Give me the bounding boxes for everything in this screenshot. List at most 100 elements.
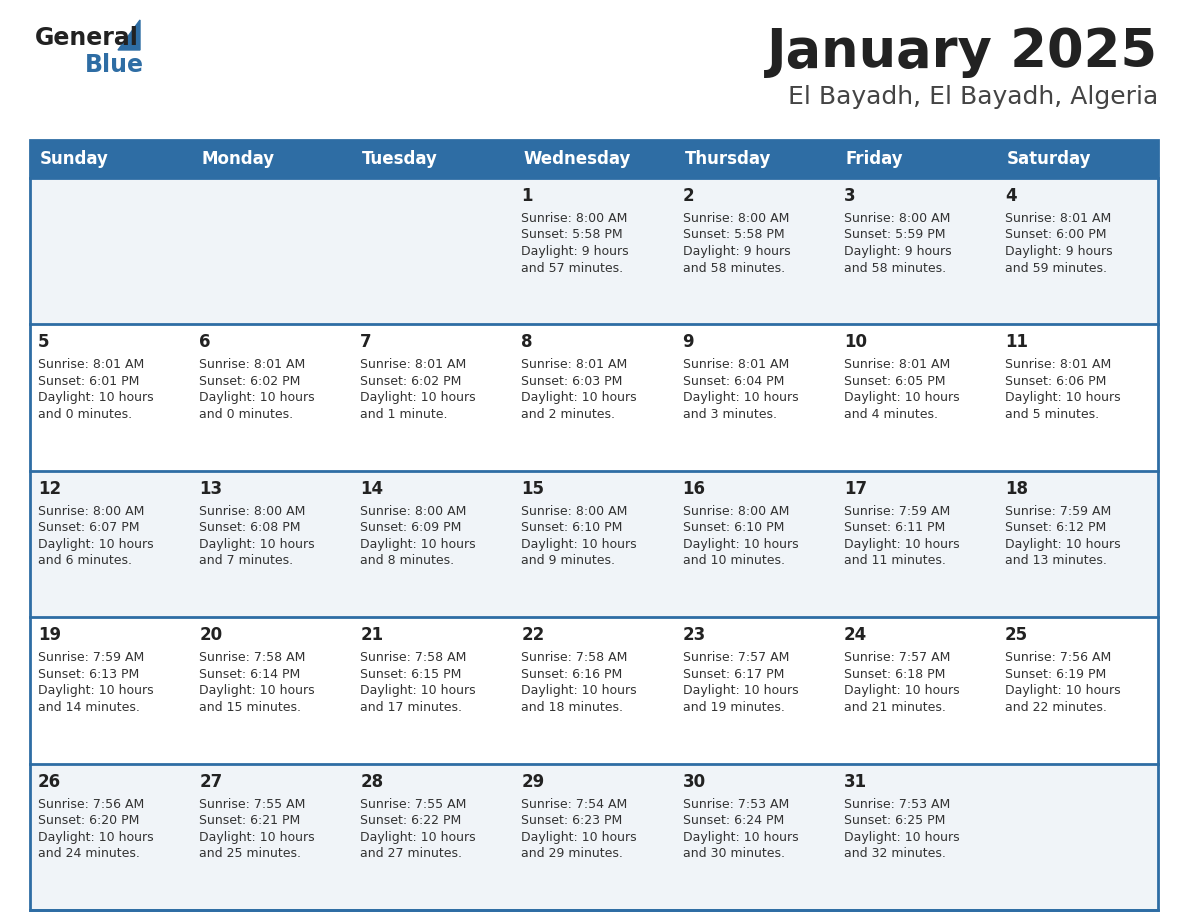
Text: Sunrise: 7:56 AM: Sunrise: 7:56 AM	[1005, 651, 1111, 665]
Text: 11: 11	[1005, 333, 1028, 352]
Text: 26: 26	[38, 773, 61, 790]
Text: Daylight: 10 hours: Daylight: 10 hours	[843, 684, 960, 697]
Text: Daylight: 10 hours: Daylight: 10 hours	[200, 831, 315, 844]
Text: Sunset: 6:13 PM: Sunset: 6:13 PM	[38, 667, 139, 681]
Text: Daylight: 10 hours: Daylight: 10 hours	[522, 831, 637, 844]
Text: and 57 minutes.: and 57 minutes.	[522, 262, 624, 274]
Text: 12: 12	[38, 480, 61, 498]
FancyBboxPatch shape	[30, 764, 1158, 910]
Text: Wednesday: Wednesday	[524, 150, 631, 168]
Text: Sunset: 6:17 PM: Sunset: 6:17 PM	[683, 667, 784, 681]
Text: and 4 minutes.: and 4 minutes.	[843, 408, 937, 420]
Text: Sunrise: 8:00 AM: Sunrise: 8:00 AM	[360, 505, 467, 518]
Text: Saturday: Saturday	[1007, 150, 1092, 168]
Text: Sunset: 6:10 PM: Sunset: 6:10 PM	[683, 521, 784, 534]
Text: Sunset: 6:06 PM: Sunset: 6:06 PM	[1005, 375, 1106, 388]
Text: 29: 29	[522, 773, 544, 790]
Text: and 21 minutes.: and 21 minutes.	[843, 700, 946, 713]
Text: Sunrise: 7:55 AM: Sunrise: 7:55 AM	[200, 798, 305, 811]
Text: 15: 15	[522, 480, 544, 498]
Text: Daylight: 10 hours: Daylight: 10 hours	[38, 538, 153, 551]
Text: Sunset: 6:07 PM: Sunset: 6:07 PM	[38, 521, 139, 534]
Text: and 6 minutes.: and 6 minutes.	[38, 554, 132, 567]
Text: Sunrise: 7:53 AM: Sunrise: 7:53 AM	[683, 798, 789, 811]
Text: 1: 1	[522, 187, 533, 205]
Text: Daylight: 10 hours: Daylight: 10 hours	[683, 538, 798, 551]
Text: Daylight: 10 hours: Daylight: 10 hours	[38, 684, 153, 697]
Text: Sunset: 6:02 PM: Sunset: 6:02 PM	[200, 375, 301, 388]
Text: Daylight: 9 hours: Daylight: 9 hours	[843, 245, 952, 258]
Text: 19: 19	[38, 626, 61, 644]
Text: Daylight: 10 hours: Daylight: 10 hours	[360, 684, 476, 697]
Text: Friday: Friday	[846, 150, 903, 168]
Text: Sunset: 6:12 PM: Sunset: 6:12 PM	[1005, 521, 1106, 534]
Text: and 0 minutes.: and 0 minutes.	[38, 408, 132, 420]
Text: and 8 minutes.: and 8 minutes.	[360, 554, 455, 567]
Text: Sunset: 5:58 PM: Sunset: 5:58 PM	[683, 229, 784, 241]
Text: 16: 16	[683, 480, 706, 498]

_Task brief_. Transcribe every line of the records above verbatim, omitting the pictures from your answer.

_Solution to this problem_.
Give me the bounding boxes for everything in this screenshot. List at most 100 elements.
Text: Sunrise: 7:56 AM: Sunrise: 7:56 AM	[1005, 651, 1111, 665]
Text: 11: 11	[1005, 333, 1028, 352]
Text: 26: 26	[38, 773, 61, 790]
Text: Daylight: 10 hours: Daylight: 10 hours	[843, 684, 960, 697]
Text: Daylight: 10 hours: Daylight: 10 hours	[200, 831, 315, 844]
Text: Sunset: 6:13 PM: Sunset: 6:13 PM	[38, 667, 139, 681]
Text: Daylight: 10 hours: Daylight: 10 hours	[522, 831, 637, 844]
Text: and 57 minutes.: and 57 minutes.	[522, 262, 624, 274]
Text: 12: 12	[38, 480, 61, 498]
FancyBboxPatch shape	[30, 764, 1158, 910]
Text: Wednesday: Wednesday	[524, 150, 631, 168]
Text: Sunset: 6:17 PM: Sunset: 6:17 PM	[683, 667, 784, 681]
Text: and 4 minutes.: and 4 minutes.	[843, 408, 937, 420]
Text: Sunrise: 8:00 AM: Sunrise: 8:00 AM	[360, 505, 467, 518]
Text: Saturday: Saturday	[1007, 150, 1092, 168]
Text: Sunset: 6:10 PM: Sunset: 6:10 PM	[683, 521, 784, 534]
Text: Sunset: 6:06 PM: Sunset: 6:06 PM	[1005, 375, 1106, 388]
Text: 29: 29	[522, 773, 544, 790]
Text: and 21 minutes.: and 21 minutes.	[843, 700, 946, 713]
Text: Sunrise: 7:55 AM: Sunrise: 7:55 AM	[200, 798, 305, 811]
Text: 15: 15	[522, 480, 544, 498]
Text: Daylight: 10 hours: Daylight: 10 hours	[38, 538, 153, 551]
Text: Sunset: 6:07 PM: Sunset: 6:07 PM	[38, 521, 139, 534]
Text: and 6 minutes.: and 6 minutes.	[38, 554, 132, 567]
Text: Sunrise: 7:53 AM: Sunrise: 7:53 AM	[683, 798, 789, 811]
Text: 1: 1	[522, 187, 533, 205]
Text: Daylight: 10 hours: Daylight: 10 hours	[683, 538, 798, 551]
Text: Daylight: 10 hours: Daylight: 10 hours	[38, 684, 153, 697]
Text: Sunset: 6:02 PM: Sunset: 6:02 PM	[200, 375, 301, 388]
Text: Daylight: 9 hours: Daylight: 9 hours	[843, 245, 952, 258]
Text: 19: 19	[38, 626, 61, 644]
Text: Daylight: 10 hours: Daylight: 10 hours	[360, 684, 476, 697]
Text: Friday: Friday	[846, 150, 903, 168]
Text: Sunset: 6:12 PM: Sunset: 6:12 PM	[1005, 521, 1106, 534]
Text: and 0 minutes.: and 0 minutes.	[38, 408, 132, 420]
Text: and 8 minutes.: and 8 minutes.	[360, 554, 455, 567]
Text: Sunset: 5:58 PM: Sunset: 5:58 PM	[683, 229, 784, 241]
Text: 16: 16	[683, 480, 706, 498]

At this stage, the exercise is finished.